====== DATA FOR THIS TASK ======

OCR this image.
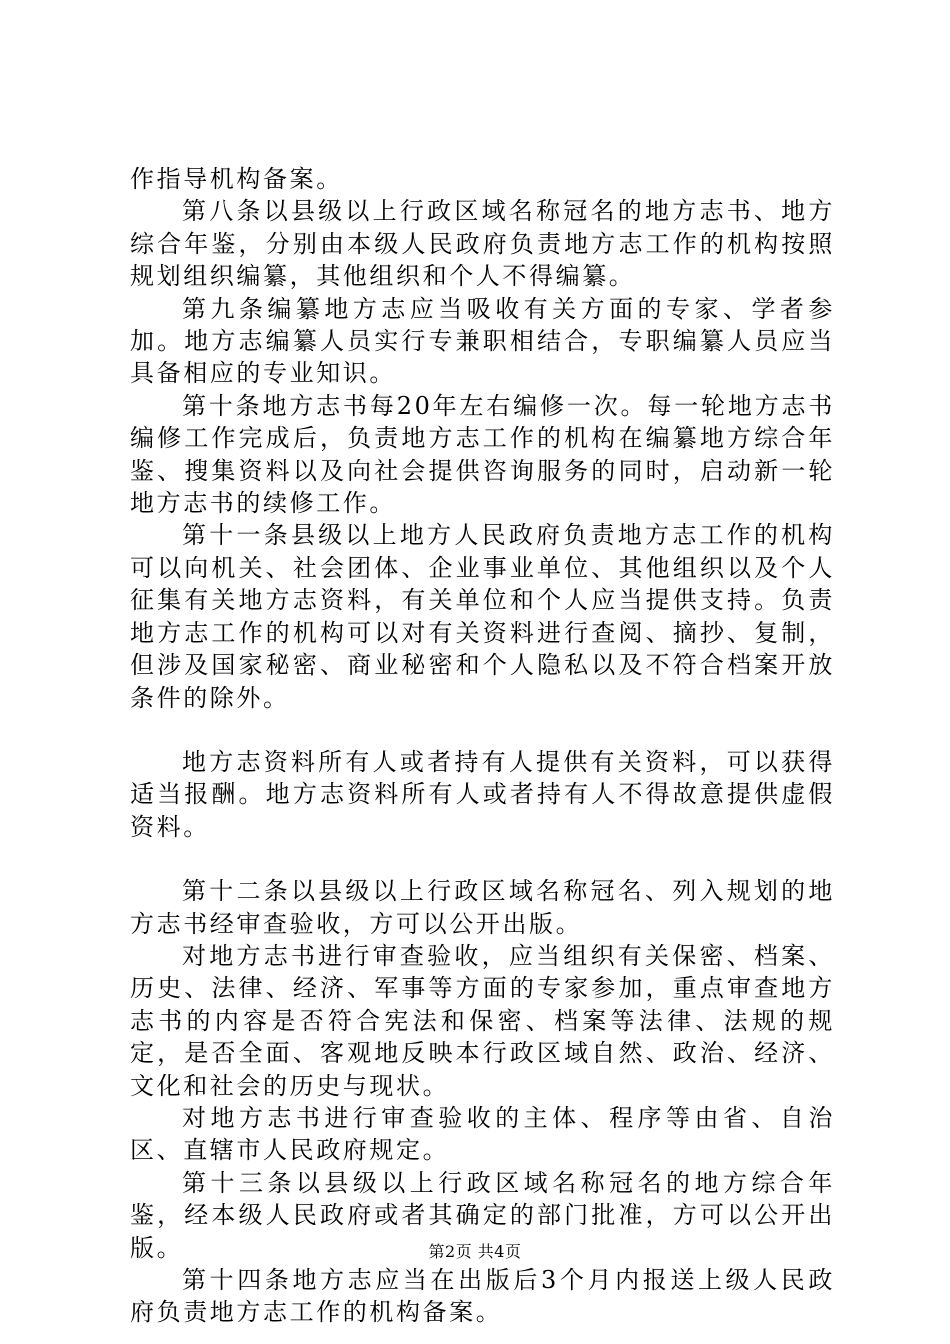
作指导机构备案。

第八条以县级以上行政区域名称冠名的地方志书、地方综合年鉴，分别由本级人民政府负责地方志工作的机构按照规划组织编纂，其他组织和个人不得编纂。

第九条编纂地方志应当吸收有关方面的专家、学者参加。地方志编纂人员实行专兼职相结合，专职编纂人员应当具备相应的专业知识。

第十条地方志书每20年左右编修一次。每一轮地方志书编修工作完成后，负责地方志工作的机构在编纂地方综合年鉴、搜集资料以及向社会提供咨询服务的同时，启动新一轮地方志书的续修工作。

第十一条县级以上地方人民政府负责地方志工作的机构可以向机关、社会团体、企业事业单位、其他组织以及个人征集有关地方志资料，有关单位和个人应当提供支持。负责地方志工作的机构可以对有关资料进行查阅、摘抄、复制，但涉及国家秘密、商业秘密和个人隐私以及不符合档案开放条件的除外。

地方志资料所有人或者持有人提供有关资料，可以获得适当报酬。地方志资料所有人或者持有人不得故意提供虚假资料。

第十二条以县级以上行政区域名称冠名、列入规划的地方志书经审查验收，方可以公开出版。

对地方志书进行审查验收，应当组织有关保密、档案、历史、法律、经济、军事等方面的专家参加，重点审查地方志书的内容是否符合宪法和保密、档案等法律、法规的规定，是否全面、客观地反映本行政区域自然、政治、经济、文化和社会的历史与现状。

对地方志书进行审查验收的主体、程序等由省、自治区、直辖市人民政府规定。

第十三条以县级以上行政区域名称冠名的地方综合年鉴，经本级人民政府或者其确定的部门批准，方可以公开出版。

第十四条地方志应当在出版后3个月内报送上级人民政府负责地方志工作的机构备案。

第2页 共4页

======
====== DATA FOR THIS TASK ======

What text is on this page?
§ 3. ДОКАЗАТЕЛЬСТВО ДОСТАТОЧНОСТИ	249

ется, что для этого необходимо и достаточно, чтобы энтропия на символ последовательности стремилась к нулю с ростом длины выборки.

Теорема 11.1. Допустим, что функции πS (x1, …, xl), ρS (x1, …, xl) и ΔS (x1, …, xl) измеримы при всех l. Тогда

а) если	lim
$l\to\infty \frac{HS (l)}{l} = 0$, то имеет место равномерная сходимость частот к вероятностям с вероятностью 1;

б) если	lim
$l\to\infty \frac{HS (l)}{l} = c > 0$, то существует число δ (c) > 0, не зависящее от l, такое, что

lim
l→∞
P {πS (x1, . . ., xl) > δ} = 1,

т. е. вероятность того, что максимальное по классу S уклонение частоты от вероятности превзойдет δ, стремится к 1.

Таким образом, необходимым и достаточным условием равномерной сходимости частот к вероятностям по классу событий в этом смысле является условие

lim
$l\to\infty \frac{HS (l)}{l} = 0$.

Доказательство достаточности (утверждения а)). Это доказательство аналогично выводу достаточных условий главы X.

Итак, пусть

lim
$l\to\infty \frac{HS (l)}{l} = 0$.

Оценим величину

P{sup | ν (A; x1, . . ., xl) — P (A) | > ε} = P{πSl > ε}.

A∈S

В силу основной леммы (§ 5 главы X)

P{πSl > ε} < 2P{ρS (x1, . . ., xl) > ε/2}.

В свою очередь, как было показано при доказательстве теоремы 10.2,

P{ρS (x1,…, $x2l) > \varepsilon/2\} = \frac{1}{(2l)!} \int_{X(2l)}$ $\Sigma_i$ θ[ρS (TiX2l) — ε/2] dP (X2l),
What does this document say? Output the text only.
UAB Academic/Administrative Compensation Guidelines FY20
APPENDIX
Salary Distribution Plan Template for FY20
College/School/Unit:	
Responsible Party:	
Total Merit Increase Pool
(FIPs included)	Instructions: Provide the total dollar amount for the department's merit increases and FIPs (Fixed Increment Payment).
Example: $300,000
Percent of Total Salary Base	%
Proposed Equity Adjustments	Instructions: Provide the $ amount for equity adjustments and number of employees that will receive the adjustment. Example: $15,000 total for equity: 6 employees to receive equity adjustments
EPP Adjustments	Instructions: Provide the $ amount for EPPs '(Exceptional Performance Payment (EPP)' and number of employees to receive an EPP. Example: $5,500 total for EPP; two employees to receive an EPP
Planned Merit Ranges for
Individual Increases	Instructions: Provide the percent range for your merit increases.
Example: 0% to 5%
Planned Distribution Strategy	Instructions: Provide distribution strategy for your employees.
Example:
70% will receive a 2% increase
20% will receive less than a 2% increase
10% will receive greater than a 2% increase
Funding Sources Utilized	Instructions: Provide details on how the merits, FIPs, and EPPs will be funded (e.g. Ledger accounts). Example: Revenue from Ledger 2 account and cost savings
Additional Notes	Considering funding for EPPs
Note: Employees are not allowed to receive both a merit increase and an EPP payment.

======

Wherever "главы" shows up in a line, copy that line.

Доказательство достаточности (утверждения а)). Это доказательство аналогично выводу достаточных условий главы X.
В силу основной леммы (§ 5 главы X)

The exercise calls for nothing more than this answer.